*WHAT IS NEEDED*:
Find each line containing the word "стреловидного" and report how many there are. Add nothing else.

::::::::

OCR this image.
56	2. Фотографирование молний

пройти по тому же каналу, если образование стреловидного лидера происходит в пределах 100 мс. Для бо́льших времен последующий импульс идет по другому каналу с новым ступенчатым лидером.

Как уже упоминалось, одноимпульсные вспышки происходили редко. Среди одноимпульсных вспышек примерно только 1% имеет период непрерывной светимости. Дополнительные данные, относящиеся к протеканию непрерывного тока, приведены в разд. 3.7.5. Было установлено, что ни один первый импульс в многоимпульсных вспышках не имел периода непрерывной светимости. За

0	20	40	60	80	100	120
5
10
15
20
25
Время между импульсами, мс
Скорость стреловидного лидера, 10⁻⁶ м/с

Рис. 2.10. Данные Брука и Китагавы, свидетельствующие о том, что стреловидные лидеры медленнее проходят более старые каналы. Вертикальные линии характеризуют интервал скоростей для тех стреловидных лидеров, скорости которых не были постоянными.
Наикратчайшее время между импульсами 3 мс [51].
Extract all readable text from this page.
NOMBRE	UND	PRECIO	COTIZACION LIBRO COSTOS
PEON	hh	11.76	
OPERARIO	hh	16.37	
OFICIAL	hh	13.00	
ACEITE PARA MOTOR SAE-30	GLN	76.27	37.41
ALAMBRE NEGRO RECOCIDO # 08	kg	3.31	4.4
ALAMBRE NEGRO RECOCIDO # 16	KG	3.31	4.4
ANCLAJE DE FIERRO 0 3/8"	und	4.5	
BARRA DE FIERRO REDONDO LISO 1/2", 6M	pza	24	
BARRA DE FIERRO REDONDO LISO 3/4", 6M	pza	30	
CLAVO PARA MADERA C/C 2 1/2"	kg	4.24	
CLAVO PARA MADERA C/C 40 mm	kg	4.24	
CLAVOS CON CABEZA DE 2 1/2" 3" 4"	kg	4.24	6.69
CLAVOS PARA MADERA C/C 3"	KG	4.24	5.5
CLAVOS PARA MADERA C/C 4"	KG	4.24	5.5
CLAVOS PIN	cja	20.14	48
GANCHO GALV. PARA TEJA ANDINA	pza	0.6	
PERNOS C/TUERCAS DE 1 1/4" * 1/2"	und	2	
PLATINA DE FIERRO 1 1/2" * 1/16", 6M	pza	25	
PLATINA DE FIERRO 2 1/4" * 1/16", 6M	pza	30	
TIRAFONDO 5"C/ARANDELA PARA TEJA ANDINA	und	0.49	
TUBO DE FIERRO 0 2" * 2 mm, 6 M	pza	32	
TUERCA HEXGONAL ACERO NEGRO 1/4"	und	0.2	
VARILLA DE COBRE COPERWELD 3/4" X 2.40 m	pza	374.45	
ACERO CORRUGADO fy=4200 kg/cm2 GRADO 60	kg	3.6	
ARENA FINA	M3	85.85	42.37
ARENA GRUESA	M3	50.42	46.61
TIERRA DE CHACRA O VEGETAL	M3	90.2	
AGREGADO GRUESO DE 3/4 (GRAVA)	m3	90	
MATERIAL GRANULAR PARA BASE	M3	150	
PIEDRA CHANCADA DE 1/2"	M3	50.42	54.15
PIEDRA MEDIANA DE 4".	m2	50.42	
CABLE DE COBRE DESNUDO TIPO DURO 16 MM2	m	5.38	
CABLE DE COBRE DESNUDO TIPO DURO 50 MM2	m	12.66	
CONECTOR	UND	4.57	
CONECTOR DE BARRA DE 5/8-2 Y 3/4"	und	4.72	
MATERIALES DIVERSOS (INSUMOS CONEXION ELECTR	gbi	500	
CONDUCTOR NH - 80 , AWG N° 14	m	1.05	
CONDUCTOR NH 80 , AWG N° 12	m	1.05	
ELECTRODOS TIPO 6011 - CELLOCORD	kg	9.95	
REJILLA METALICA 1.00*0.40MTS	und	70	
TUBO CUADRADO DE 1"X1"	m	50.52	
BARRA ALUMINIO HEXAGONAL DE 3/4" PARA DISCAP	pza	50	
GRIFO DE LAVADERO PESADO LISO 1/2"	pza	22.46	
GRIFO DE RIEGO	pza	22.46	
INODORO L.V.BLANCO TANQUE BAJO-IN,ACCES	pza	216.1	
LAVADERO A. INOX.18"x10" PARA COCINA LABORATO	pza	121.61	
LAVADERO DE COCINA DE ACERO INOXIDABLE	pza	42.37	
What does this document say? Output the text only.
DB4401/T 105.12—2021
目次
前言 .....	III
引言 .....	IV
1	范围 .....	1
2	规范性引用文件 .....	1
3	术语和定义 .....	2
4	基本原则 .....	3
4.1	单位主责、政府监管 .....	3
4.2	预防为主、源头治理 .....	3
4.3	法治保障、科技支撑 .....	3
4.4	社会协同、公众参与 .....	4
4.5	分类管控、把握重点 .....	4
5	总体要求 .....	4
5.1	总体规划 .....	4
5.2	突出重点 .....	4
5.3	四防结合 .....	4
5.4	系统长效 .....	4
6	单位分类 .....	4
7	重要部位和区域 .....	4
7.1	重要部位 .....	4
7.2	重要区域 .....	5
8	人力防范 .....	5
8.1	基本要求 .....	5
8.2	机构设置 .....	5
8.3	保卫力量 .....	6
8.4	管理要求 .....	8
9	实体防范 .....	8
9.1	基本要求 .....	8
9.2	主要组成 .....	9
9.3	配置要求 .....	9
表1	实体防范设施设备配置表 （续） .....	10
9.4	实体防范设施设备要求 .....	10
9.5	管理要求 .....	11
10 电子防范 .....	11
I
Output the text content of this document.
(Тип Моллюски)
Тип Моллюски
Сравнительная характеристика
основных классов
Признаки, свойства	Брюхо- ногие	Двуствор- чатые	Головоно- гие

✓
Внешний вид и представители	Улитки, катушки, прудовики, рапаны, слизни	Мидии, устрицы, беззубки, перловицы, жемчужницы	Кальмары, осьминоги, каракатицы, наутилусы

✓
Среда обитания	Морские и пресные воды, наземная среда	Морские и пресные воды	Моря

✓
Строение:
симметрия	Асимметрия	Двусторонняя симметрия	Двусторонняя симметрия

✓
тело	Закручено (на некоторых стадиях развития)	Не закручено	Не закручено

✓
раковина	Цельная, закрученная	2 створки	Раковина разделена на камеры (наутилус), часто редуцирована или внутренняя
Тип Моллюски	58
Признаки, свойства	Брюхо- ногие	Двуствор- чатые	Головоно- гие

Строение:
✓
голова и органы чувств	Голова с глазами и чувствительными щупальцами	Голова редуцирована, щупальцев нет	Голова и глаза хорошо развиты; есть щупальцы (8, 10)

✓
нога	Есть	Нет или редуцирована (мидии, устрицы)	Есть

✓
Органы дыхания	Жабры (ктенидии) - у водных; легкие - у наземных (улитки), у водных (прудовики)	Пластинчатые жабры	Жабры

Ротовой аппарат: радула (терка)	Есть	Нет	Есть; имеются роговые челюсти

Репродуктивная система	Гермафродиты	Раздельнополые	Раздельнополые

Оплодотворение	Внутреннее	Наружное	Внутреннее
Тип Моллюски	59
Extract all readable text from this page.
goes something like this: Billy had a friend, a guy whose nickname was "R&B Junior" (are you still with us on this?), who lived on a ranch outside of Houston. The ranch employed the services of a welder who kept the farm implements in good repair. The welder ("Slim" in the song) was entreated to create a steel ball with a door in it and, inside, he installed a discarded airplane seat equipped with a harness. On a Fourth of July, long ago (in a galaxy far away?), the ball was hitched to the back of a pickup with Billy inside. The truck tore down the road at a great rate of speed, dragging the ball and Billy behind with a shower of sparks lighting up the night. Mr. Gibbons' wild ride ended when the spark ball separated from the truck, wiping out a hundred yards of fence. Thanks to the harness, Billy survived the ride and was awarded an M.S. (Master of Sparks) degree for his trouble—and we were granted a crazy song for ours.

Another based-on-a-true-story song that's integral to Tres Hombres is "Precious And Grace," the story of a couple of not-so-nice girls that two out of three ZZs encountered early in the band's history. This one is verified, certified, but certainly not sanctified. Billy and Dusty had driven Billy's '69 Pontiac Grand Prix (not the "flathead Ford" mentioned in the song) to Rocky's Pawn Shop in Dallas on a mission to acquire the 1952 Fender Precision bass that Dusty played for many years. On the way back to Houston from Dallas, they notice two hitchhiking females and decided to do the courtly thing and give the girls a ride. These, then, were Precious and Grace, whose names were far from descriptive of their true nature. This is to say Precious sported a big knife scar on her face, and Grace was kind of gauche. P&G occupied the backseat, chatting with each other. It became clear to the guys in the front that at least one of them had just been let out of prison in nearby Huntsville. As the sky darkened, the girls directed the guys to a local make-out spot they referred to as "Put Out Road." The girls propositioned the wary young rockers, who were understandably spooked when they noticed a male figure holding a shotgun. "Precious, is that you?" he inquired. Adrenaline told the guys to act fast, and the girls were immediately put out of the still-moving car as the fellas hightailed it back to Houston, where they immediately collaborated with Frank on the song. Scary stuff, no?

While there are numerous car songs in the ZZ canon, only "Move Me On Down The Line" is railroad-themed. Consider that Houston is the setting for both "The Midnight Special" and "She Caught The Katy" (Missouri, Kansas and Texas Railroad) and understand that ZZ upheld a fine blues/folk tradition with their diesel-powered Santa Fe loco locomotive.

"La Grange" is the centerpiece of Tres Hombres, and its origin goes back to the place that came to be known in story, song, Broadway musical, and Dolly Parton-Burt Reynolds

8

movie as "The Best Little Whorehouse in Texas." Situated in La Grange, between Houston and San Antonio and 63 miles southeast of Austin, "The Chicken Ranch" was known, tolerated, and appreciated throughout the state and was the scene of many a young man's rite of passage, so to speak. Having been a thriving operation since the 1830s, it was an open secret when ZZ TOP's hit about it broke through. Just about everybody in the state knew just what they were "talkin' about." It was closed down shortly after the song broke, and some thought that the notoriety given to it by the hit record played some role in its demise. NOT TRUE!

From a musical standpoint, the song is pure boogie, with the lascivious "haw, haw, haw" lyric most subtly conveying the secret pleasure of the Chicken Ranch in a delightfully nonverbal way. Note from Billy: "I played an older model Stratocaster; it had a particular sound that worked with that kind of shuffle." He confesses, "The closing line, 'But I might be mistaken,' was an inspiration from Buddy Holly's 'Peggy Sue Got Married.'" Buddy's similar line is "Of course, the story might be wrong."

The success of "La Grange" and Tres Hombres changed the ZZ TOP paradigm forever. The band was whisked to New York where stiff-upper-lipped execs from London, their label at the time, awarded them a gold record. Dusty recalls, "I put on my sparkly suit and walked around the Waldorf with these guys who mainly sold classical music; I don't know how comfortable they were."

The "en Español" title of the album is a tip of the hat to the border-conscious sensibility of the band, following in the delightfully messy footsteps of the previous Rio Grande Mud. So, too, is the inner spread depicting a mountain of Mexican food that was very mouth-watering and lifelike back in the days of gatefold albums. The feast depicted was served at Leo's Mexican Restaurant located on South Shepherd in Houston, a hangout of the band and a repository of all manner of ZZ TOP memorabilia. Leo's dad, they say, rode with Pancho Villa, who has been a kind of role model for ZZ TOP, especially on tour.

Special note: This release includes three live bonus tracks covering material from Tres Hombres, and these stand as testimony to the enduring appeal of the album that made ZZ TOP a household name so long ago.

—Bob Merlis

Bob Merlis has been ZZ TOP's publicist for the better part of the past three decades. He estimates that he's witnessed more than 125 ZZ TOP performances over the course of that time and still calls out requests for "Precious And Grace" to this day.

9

::::::::

*FULL ANSWER*:
2